=== What this exercise asks ===
1. Answer these from the fistula study text below, one line each:
(a) At which hospitals was the study carried out?
(b) Over what dates did the study run?
(c) How many participants were chosen as the final sample size?
2. For each statement, say yes or no according to the fistula study text below, and quote the words that decide it.
(a) The study was prospective.
(b) Patients with pacemakers were left out of the study.
(c) The specificity-based calculation called for 14 participants.
3. Using the fistula study text below, list every feature whose identification the study checked when it measured how aqueous jelly instillation affects MRF accuracy.

There is a paramount need for cost-effective, accurate and accessible diagnostic techniques, particularly in resource-limited settings. Recurrence of perianal fistulas because of inadequate preoperative assessment leads to repeated surgical interventions, prolonged patient discomfort and increased healthcare expenditures. Standard contrast agents used in imaging are expensive and may not always be available in low-resource settings. The introduction of aqueous jelly as a contrast medium presents a cost-effective alternative, reducing the overall financial burden of MRF while maintaining high diagnostic accuracy.3,4 Furthermore, improving diagnostic accuracy through enhanced visualisation can lead to better clinical decision-making and reduced recurrence rates, ultimately benefiting both patients and healthcare providers.5,6

While MRF is an established imaging modality, current contrast-enhanced techniques rely on traditional agents that may not be widely accessible or cost efficient. Percutaneous instillation of aqueous jelly, such as ultrasound gel, into the fistulous tract enhances tract visualisation by improving the signal-to-noise ratio, leading to clearer imaging.7,8 Despite its potential advantages, there is limited research on the efficacy of aqueous jelly in MRF imaging. This study aimed to bridge this knowledge gap by systematically evaluating the role of aqueous jelly as a contrast medium for MRF and assessing its impact on diagnostic accuracy, cost-effectiveness and patient experience.9,10

This study was based on the principles of MRI physics and contrast enhancement techniques. The effectiveness of aqueous jelly in MRF is based on its ability to fill fistulous tracts and provide a clear contrast to the surrounding soft tissues. The contrast enhancement principle follows the mechanism of signal amplification, owing to differences in tissue density and fluid composition. Previous studies on contrast media in MRI suggest that a well-distributed contrast agent can significantly enhance tract delineation.11,12 By integrating these imaging principles with practical clinical applications, this study aimed to establish a simplified, yet effective, approach to fistula imaging.

The study assessed the impact of aqueous jelly instillation on MRF accuracy in identifying fistulous tracts, internal openings, secondary ramification and abscesses, through comparing the visualisation quality of fistulous anatomy with and without aqueous jelly instillation.

Research methods and design

A cross-sectional, retrospective study was conducted at Krishna Rajendra Hospital and Cheluvamba Hospital, Mysore, under the Department of Radiodiagnosis, Mysore Medical College and Research Institute (MMCRI). All patients with clinically suspected fistula-in-ano (new and postoperative cases), with a confirmed diagnosis via other imaging modalities such as ultrasonography (USG) or CT, and patients with active discharge suitable for aqueous jelly instillation were included. Patients with contraindications to MRI (e.g. pacemakers, metallic implants), known allergy to contrast agents or aqueous jelly components and severe perianal infections requiring urgent intervention before imaging, were excluded.

The study was hospital-based, conducted over 6 months from 01 October 2024 to 31 March 2025, using a purposive sampling technique. The sample size calculation was based on diagnostic performance metrics from Jat et al.’s13 study on MRI in perianal fistulas. Using a 95% confidence level and a 10% margin of error, sensitivity-based calculations required 14 participants, while specificity-based calculations required 39. To ensure statistical power and account for potential withdrawals, a final sample size of 40 participants was selected.

=== Excerpted data ===

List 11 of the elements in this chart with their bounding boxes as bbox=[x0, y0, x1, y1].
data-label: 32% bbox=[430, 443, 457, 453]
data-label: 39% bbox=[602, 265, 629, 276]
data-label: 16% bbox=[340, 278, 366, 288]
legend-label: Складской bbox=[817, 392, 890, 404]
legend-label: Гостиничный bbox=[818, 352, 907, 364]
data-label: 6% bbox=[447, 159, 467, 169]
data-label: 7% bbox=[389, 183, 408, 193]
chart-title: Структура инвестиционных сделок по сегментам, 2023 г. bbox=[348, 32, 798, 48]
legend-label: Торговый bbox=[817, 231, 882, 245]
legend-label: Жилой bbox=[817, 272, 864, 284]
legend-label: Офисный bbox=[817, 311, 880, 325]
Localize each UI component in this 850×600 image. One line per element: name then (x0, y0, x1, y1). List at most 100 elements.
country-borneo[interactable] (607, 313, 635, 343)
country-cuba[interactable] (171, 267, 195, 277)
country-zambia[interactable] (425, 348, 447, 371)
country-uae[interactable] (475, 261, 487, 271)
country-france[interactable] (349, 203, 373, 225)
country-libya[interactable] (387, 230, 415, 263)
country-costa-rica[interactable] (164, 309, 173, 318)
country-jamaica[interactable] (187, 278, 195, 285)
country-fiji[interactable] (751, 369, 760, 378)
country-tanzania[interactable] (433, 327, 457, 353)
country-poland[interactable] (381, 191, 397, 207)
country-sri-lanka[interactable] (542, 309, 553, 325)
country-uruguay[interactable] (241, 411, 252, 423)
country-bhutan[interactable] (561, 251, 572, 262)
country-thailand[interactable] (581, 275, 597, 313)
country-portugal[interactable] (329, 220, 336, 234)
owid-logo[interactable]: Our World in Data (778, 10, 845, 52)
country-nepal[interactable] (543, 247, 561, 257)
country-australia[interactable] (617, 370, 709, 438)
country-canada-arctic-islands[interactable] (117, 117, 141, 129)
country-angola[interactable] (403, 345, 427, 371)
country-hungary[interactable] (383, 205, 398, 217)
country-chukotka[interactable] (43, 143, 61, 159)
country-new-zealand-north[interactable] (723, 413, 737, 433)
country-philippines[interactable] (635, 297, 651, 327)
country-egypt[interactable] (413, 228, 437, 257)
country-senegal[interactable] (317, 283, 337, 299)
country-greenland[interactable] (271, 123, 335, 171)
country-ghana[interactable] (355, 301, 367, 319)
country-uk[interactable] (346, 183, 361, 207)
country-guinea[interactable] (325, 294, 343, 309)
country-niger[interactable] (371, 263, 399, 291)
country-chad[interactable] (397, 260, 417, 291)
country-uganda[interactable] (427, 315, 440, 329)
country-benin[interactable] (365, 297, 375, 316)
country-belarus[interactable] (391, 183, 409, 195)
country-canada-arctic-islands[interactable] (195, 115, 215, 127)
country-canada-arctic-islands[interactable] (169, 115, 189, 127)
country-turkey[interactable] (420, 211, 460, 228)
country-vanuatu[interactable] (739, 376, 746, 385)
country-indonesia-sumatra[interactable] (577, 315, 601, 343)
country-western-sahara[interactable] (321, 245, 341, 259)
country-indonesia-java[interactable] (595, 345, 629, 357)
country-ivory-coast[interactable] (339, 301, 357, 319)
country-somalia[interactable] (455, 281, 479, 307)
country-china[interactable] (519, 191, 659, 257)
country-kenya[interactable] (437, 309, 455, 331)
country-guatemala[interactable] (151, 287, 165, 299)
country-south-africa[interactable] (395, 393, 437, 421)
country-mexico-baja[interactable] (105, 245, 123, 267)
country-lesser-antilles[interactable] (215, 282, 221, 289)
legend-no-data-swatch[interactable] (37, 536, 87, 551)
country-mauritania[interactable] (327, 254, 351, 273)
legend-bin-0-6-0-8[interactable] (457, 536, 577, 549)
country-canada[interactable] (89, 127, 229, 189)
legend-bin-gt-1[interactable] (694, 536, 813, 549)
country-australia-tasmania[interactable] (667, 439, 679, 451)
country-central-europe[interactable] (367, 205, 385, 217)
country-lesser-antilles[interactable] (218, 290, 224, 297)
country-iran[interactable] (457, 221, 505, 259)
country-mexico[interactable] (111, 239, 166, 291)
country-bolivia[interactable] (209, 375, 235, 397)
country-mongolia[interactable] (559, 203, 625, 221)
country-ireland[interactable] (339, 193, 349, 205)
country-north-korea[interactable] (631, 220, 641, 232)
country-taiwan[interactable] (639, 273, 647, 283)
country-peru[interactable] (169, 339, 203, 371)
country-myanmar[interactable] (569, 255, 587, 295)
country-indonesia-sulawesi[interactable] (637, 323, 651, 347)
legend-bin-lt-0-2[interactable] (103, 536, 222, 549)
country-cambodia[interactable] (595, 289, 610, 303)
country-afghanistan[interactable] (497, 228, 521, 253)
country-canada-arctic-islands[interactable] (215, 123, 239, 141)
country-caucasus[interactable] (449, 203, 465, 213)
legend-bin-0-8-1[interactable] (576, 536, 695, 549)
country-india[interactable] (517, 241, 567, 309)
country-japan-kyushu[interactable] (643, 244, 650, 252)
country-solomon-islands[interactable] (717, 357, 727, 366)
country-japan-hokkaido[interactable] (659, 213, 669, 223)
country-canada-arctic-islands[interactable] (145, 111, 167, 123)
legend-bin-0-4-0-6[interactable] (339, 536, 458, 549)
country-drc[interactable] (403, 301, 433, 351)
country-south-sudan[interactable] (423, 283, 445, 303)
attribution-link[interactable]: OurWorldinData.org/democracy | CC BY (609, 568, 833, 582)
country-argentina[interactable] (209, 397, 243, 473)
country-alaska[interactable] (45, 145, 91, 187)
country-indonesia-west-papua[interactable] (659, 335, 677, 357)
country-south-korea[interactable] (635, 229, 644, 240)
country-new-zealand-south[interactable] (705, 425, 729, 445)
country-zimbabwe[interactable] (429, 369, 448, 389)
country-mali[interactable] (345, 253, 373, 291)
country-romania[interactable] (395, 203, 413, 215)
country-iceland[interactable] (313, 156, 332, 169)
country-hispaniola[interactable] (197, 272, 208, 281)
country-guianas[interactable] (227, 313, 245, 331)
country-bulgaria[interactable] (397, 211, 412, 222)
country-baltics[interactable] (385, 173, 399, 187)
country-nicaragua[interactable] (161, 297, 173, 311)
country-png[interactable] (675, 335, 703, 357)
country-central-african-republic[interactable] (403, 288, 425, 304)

=== Answers for the tasks ===
1.
(a) Krishna Rajendra Hospital and Cheluvamba Hospital, Mysore
(b) 01 October 2024 to 31 March 2025
(c) 40 participants

2.
(a) No: "A cross-sectional, retrospective study was conducted"
(b) Yes: "Patients with contraindications to MRI (e.g. pacemakers, metallic implants)"
(c) No: "specificity-based calculations required 39"

3.
fistulous tracts
internal openings
secondary ramification
abscesses